**Dataset items:**

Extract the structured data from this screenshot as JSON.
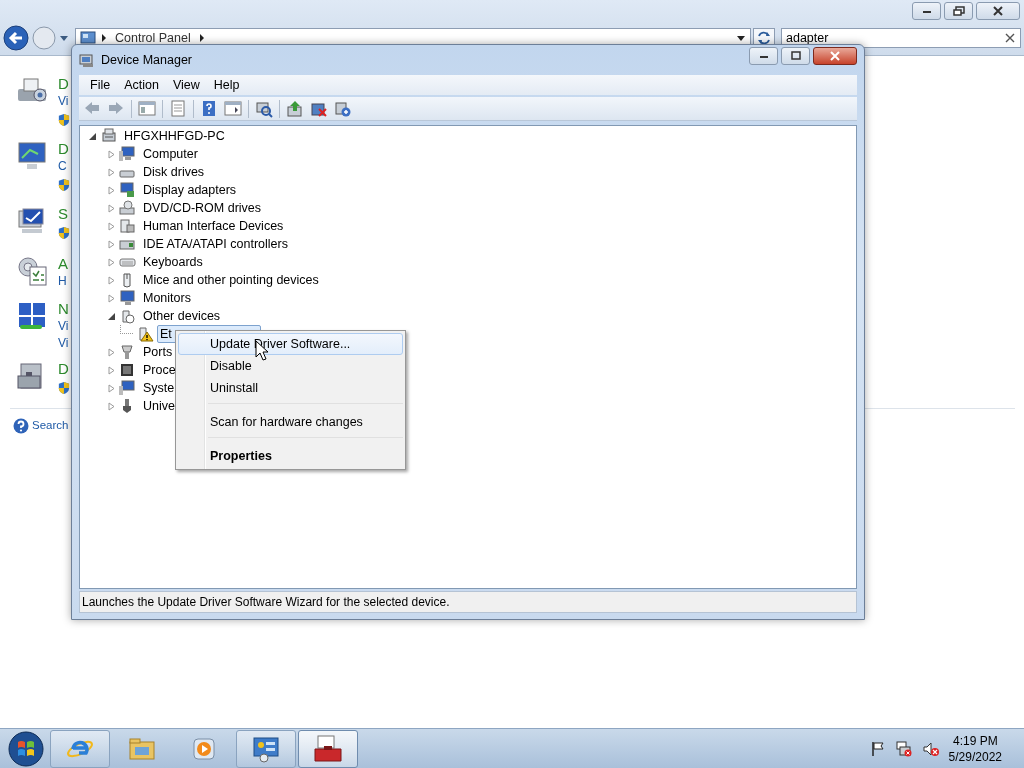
{
  "explorer": {
    "address": {
      "crumbs": [
        "Control Panel"
      ]
    },
    "search": {
      "value": "adapter"
    },
    "items": [
      {
        "title": "D",
        "lines": [
          "Vi"
        ],
        "shield": true
      },
      {
        "title": "D",
        "lines": [
          "C"
        ],
        "shield": true
      },
      {
        "title": "S",
        "shield": true
      },
      {
        "title": "A",
        "lines": [
          "H"
        ],
        "shield": false
      },
      {
        "title": "N",
        "lines": [
          "Vi",
          "Vi"
        ],
        "shield": false
      },
      {
        "title": "D",
        "shield": true
      }
    ],
    "help_link": "Search"
  },
  "device_manager": {
    "title": "Device Manager",
    "menu": [
      "File",
      "Action",
      "View",
      "Help"
    ],
    "tree": {
      "label": "HFGXHHFGD-PC",
      "expanded": true,
      "selected": false,
      "warning": false,
      "children": [
        {
          "label": "Computer",
          "expanded": false,
          "selected": false,
          "warning": false
        },
        {
          "label": "Disk drives",
          "expanded": false,
          "selected": false,
          "warning": false
        },
        {
          "label": "Display adapters",
          "expanded": false,
          "selected": false,
          "warning": false
        },
        {
          "label": "DVD/CD-ROM drives",
          "expanded": false,
          "selected": false,
          "warning": false
        },
        {
          "label": "Human Interface Devices",
          "expanded": false,
          "selected": false,
          "warning": false
        },
        {
          "label": "IDE ATA/ATAPI controllers",
          "expanded": false,
          "selected": false,
          "warning": false
        },
        {
          "label": "Keyboards",
          "expanded": false,
          "selected": false,
          "warning": false
        },
        {
          "label": "Mice and other pointing devices",
          "expanded": false,
          "selected": false,
          "warning": false
        },
        {
          "label": "Monitors",
          "expanded": false,
          "selected": false,
          "warning": false
        },
        {
          "label": "Other devices",
          "expanded": true,
          "selected": false,
          "warning": false,
          "children": [
            {
              "label": "Et",
              "selected": true,
              "warning": true
            }
          ]
        },
        {
          "label": "Ports",
          "expanded": false,
          "selected": false,
          "warning": false
        },
        {
          "label": "Proce",
          "expanded": false,
          "selected": false,
          "warning": false
        },
        {
          "label": "Syste",
          "expanded": false,
          "selected": false,
          "warning": false
        },
        {
          "label": "Unive",
          "expanded": false,
          "selected": false,
          "warning": false
        }
      ]
    },
    "status_bar": "Launches the Update Driver Software Wizard for the selected device."
  },
  "context_menu": {
    "items": [
      {
        "kind": "item",
        "label": "Update Driver Software...",
        "selected": true,
        "default": false
      },
      {
        "kind": "item",
        "label": "Disable",
        "selected": false,
        "default": false
      },
      {
        "kind": "item",
        "label": "Uninstall",
        "selected": false,
        "default": false
      },
      {
        "kind": "separator"
      },
      {
        "kind": "item",
        "label": "Scan for hardware changes",
        "selected": false,
        "default": false
      },
      {
        "kind": "separator"
      },
      {
        "kind": "item",
        "label": "Properties",
        "selected": false,
        "default": true
      }
    ]
  },
  "taskbar": {
    "buttons": [
      {
        "running": true,
        "selected": false
      },
      {
        "running": false,
        "selected": false
      },
      {
        "running": false,
        "selected": false
      },
      {
        "running": true,
        "selected": false
      },
      {
        "running": true,
        "selected": true
      }
    ],
    "clock": {
      "time": "4:19 PM",
      "date": "5/29/2022"
    }
  }
}
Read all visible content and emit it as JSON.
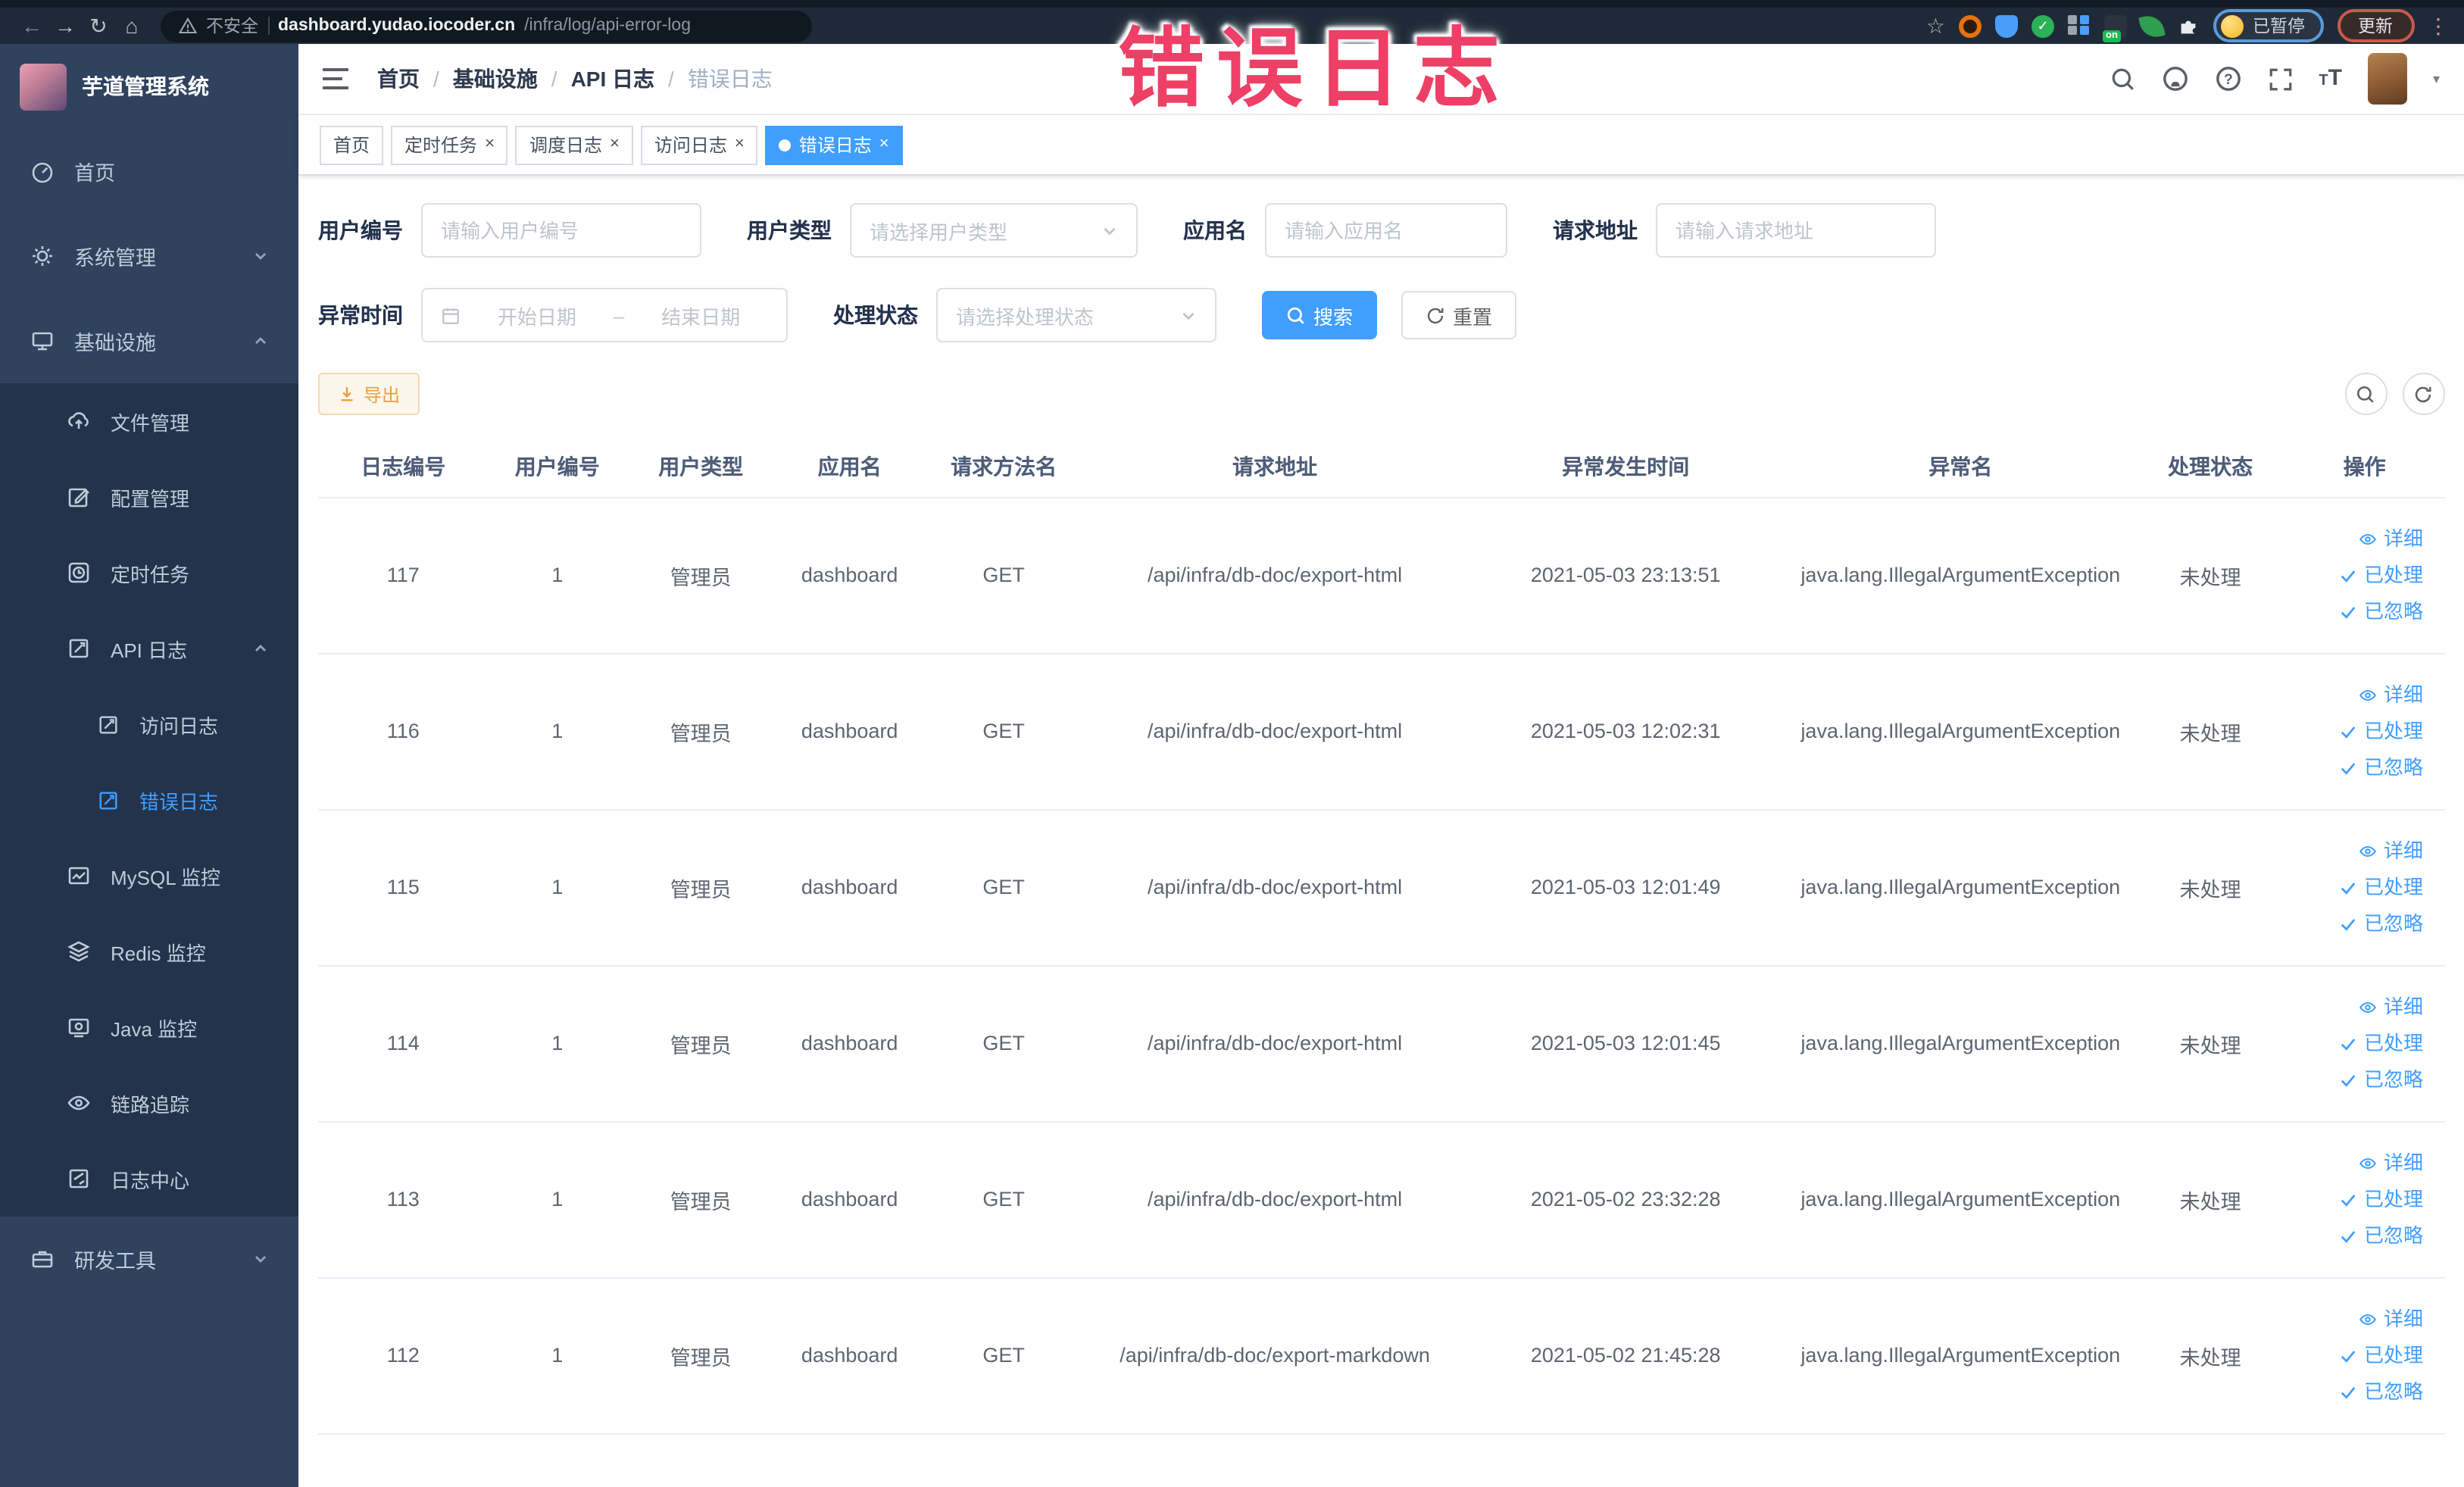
{
  "browser": {
    "security_label": "不安全",
    "url_host": "dashboard.yudao.iocoder.cn",
    "url_path": "/infra/log/api-error-log",
    "paused_label": "已暂停",
    "update_label": "更新",
    "on_badge": "on",
    "menu_glyph": "⋮"
  },
  "watermark": {
    "text": "错误日志",
    "color": "#ee3f67"
  },
  "sidebar": {
    "title": "芋道管理系统",
    "items": [
      {
        "label": "首页"
      },
      {
        "label": "系统管理"
      },
      {
        "label": "基础设施"
      },
      {
        "label": "文件管理"
      },
      {
        "label": "配置管理"
      },
      {
        "label": "定时任务"
      },
      {
        "label": "API 日志"
      },
      {
        "label": "访问日志"
      },
      {
        "label": "错误日志",
        "active": true
      },
      {
        "label": "MySQL 监控"
      },
      {
        "label": "Redis 监控"
      },
      {
        "label": "Java 监控"
      },
      {
        "label": "链路追踪"
      },
      {
        "label": "日志中心"
      },
      {
        "label": "研发工具"
      }
    ]
  },
  "header": {
    "breadcrumb": [
      "首页",
      "基础设施",
      "API 日志",
      "错误日志"
    ],
    "separator": "/"
  },
  "ui": {
    "close_glyph": "×",
    "caret_glyph": "▾"
  },
  "tabs": [
    {
      "label": "首页"
    },
    {
      "label": "定时任务"
    },
    {
      "label": "调度日志"
    },
    {
      "label": "访问日志"
    },
    {
      "label": "错误日志",
      "active": true
    }
  ],
  "filters": {
    "user_id": {
      "label": "用户编号",
      "placeholder": "请输入用户编号"
    },
    "user_type": {
      "label": "用户类型",
      "placeholder": "请选择用户类型"
    },
    "app_name": {
      "label": "应用名",
      "placeholder": "请输入应用名"
    },
    "request_url": {
      "label": "请求地址",
      "placeholder": "请输入请求地址"
    },
    "exception_time": {
      "label": "异常时间",
      "start_placeholder": "开始日期",
      "separator": "–",
      "end_placeholder": "结束日期"
    },
    "process_status": {
      "label": "处理状态",
      "placeholder": "请选择处理状态"
    },
    "search_label": "搜索",
    "reset_label": "重置"
  },
  "toolbar": {
    "export_label": "导出"
  },
  "table": {
    "columns": [
      "日志编号",
      "用户编号",
      "用户类型",
      "应用名",
      "请求方法名",
      "请求地址",
      "异常发生时间",
      "异常名",
      "处理状态",
      "操作"
    ],
    "row_actions": [
      "详细",
      "已处理",
      "已忽略"
    ],
    "rows": [
      {
        "id": "117",
        "user_id": "1",
        "user_type": "管理员",
        "app_name": "dashboard",
        "method": "GET",
        "url": "/api/infra/db-doc/export-html",
        "time": "2021-05-03 23:13:51",
        "exception": "java.lang.IllegalArgumentException",
        "status": "未处理"
      },
      {
        "id": "116",
        "user_id": "1",
        "user_type": "管理员",
        "app_name": "dashboard",
        "method": "GET",
        "url": "/api/infra/db-doc/export-html",
        "time": "2021-05-03 12:02:31",
        "exception": "java.lang.IllegalArgumentException",
        "status": "未处理"
      },
      {
        "id": "115",
        "user_id": "1",
        "user_type": "管理员",
        "app_name": "dashboard",
        "method": "GET",
        "url": "/api/infra/db-doc/export-html",
        "time": "2021-05-03 12:01:49",
        "exception": "java.lang.IllegalArgumentException",
        "status": "未处理"
      },
      {
        "id": "114",
        "user_id": "1",
        "user_type": "管理员",
        "app_name": "dashboard",
        "method": "GET",
        "url": "/api/infra/db-doc/export-html",
        "time": "2021-05-03 12:01:45",
        "exception": "java.lang.IllegalArgumentException",
        "status": "未处理"
      },
      {
        "id": "113",
        "user_id": "1",
        "user_type": "管理员",
        "app_name": "dashboard",
        "method": "GET",
        "url": "/api/infra/db-doc/export-html",
        "time": "2021-05-02 23:32:28",
        "exception": "java.lang.IllegalArgumentException",
        "status": "未处理"
      },
      {
        "id": "112",
        "user_id": "1",
        "user_type": "管理员",
        "app_name": "dashboard",
        "method": "GET",
        "url": "/api/infra/db-doc/export-markdown",
        "time": "2021-05-02 21:45:28",
        "exception": "java.lang.IllegalArgumentException",
        "status": "未处理"
      }
    ]
  },
  "colors": {
    "accent": "#409eff",
    "warning": "#e6a23c",
    "watermark": "#ee3f67"
  }
}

**Task description:**
Return each line of the data, keeping its wording exact and omitting pictures.

**Solution:**
Extract the structured data from this screenshot as JSON.
{
  "explorer": {
    "address": {
      "crumbs": [
        "Control Panel"
      ]
    },
    "search": {
      "value": "adapter"
    },
    "items": [
      {
        "title": "D",
        "lines": [
          "Vi"
        ],
        "shield": true
      },
      {
        "title": "D",
        "lines": [
          "C"
        ],
        "shield": true
      },
      {
        "title": "S",
        "shield": true
      },
      {
        "title": "A",
        "lines": [
          "H"
        ],
        "shield": false
      },
      {
        "title": "N",
        "lines": [
          "Vi",
          "Vi"
        ],
        "shield": false
      },
      {
        "title": "D",
        "shield": true
      }
    ],
    "help_link": "Search"
  },
  "device_manager": {
    "title": "Device Manager",
    "menu": [
      "File",
      "Action",
      "View",
      "Help"
    ],
    "tree": {
      "label": "HFGXHHFGD-PC",
      "expanded": true,
      "selected": false,
      "warning": false,
      "children": [
        {
          "label": "Computer",
          "expanded": false,
          "selected": false,
          "warning": false
        },
        {
          "label": "Disk drives",
          "expanded": false,
          "selected": false,
          "warning": false
        },
        {
          "label": "Display adapters",
          "expanded": false,
          "selected": false,
          "warning": false
        },
        {
          "label": "DVD/CD-ROM drives",
          "expanded": false,
          "selected": false,
          "warning": false
        },
        {
          "label": "Human Interface Devices",
          "expanded": false,
          "selected": false,
          "warning": false
        },
        {
          "label": "IDE ATA/ATAPI controllers",
          "expanded": false,
          "selected": false,
          "warning": false
        },
        {
          "label": "Keyboards",
          "expanded": false,
          "selected": false,
          "warning": false
        },
        {
          "label": "Mice and other pointing devices",
          "expanded": false,
          "selected": false,
          "warning": false
        },
        {
          "label": "Monitors",
          "expanded": false,
          "selected": false,
          "warning": false
        },
        {
          "label": "Other devices",
          "expanded": true,
          "selected": false,
          "warning": false,
          "children": [
            {
              "label": "Et",
              "selected": true,
              "warning": true
            }
          ]
        },
        {
          "label": "Ports",
          "expanded": false,
          "selected": false,
          "warning": false
        },
        {
          "label": "Proce",
          "expanded": false,
          "selected": false,
          "warning": false
        },
        {
          "label": "Syste",
          "expanded": false,
          "selected": false,
          "warning": false
        },
        {
          "label": "Unive",
          "expanded": false,
          "selected": false,
          "warning": false
        }
      ]
    },
    "status_bar": "Launches the Update Driver Software Wizard for the selected device."
  },
  "context_menu": {
    "items": [
      {
        "kind": "item",
        "label": "Update Driver Software...",
        "selected": true,
        "default": false
      },
      {
        "kind": "item",
        "label": "Disable",
        "selected": false,
        "default": false
      },
      {
        "kind": "item",
        "label": "Uninstall",
        "selected": false,
        "default": false
      },
      {
        "kind": "separator"
      },
      {
        "kind": "item",
        "label": "Scan for hardware changes",
        "selected": false,
        "default": false
      },
      {
        "kind": "separator"
      },
      {
        "kind": "item",
        "label": "Properties",
        "selected": false,
        "default": true
      }
    ]
  },
  "taskbar": {
    "buttons": [
      {
        "running": true,
        "selected": false
      },
      {
        "running": false,
        "selected": false
      },
      {
        "running": false,
        "selected": false
      },
      {
        "running": true,
        "selected": false
      },
      {
        "running": true,
        "selected": true
      }
    ],
    "clock": {
      "time": "4:19 PM",
      "date": "5/29/2022"
    }
  }
}
Read all visible content and emit it as JSON.
{
  "browser": {
    "security_label": "不安全",
    "url_host": "dashboard.yudao.iocoder.cn",
    "url_path": "/infra/log/api-error-log",
    "paused_label": "已暂停",
    "update_label": "更新",
    "on_badge": "on",
    "menu_glyph": "⋮"
  },
  "watermark": {
    "text": "错误日志",
    "color": "#ee3f67"
  },
  "sidebar": {
    "title": "芋道管理系统",
    "items": [
      {
        "label": "首页"
      },
      {
        "label": "系统管理"
      },
      {
        "label": "基础设施"
      },
      {
        "label": "文件管理"
      },
      {
        "label": "配置管理"
      },
      {
        "label": "定时任务"
      },
      {
        "label": "API 日志"
      },
      {
        "label": "访问日志"
      },
      {
        "label": "错误日志",
        "active": true
      },
      {
        "label": "MySQL 监控"
      },
      {
        "label": "Redis 监控"
      },
      {
        "label": "Java 监控"
      },
      {
        "label": "链路追踪"
      },
      {
        "label": "日志中心"
      },
      {
        "label": "研发工具"
      }
    ]
  },
  "header": {
    "breadcrumb": [
      "首页",
      "基础设施",
      "API 日志",
      "错误日志"
    ],
    "separator": "/"
  },
  "ui": {
    "close_glyph": "×",
    "caret_glyph": "▾"
  },
  "tabs": [
    {
      "label": "首页"
    },
    {
      "label": "定时任务"
    },
    {
      "label": "调度日志"
    },
    {
      "label": "访问日志"
    },
    {
      "label": "错误日志",
      "active": true
    }
  ],
  "filters": {
    "user_id": {
      "label": "用户编号",
      "placeholder": "请输入用户编号"
    },
    "user_type": {
      "label": "用户类型",
      "placeholder": "请选择用户类型"
    },
    "app_name": {
      "label": "应用名",
      "placeholder": "请输入应用名"
    },
    "request_url": {
      "label": "请求地址",
      "placeholder": "请输入请求地址"
    },
    "exception_time": {
      "label": "异常时间",
      "start_placeholder": "开始日期",
      "separator": "–",
      "end_placeholder": "结束日期"
    },
    "process_status": {
      "label": "处理状态",
      "placeholder": "请选择处理状态"
    },
    "search_label": "搜索",
    "reset_label": "重置"
  },
  "toolbar": {
    "export_label": "导出"
  },
  "table": {
    "columns": [
      "日志编号",
      "用户编号",
      "用户类型",
      "应用名",
      "请求方法名",
      "请求地址",
      "异常发生时间",
      "异常名",
      "处理状态",
      "操作"
    ],
    "row_actions": [
      "详细",
      "已处理",
      "已忽略"
    ],
    "rows": [
      {
        "id": "117",
        "user_id": "1",
        "user_type": "管理员",
        "app_name": "dashboard",
        "method": "GET",
        "url": "/api/infra/db-doc/export-html",
        "time": "2021-05-03 23:13:51",
        "exception": "java.lang.IllegalArgumentException",
        "status": "未处理"
      },
      {
        "id": "116",
        "user_id": "1",
        "user_type": "管理员",
        "app_name": "dashboard",
        "method": "GET",
        "url": "/api/infra/db-doc/export-html",
        "time": "2021-05-03 12:02:31",
        "exception": "java.lang.IllegalArgumentException",
        "status": "未处理"
      },
      {
        "id": "115",
        "user_id": "1",
        "user_type": "管理员",
        "app_name": "dashboard",
        "method": "GET",
        "url": "/api/infra/db-doc/export-html",
        "time": "2021-05-03 12:01:49",
        "exception": "java.lang.IllegalArgumentException",
        "status": "未处理"
      },
      {
        "id": "114",
        "user_id": "1",
        "user_type": "管理员",
        "app_name": "dashboard",
        "method": "GET",
        "url": "/api/infra/db-doc/export-html",
        "time": "2021-05-03 12:01:45",
        "exception": "java.lang.IllegalArgumentException",
        "status": "未处理"
      },
      {
        "id": "113",
        "user_id": "1",
        "user_type": "管理员",
        "app_name": "dashboard",
        "method": "GET",
        "url": "/api/infra/db-doc/export-html",
        "time": "2021-05-02 23:32:28",
        "exception": "java.lang.IllegalArgumentException",
        "status": "未处理"
      },
      {
        "id": "112",
        "user_id": "1",
        "user_type": "管理员",
        "app_name": "dashboard",
        "method": "GET",
        "url": "/api/infra/db-doc/export-markdown",
        "time": "2021-05-02 21:45:28",
        "exception": "java.lang.IllegalArgumentException",
        "status": "未处理"
      }
    ]
  },
  "colors": {
    "accent": "#409eff",
    "warning": "#e6a23c",
    "watermark": "#ee3f67"
  }
}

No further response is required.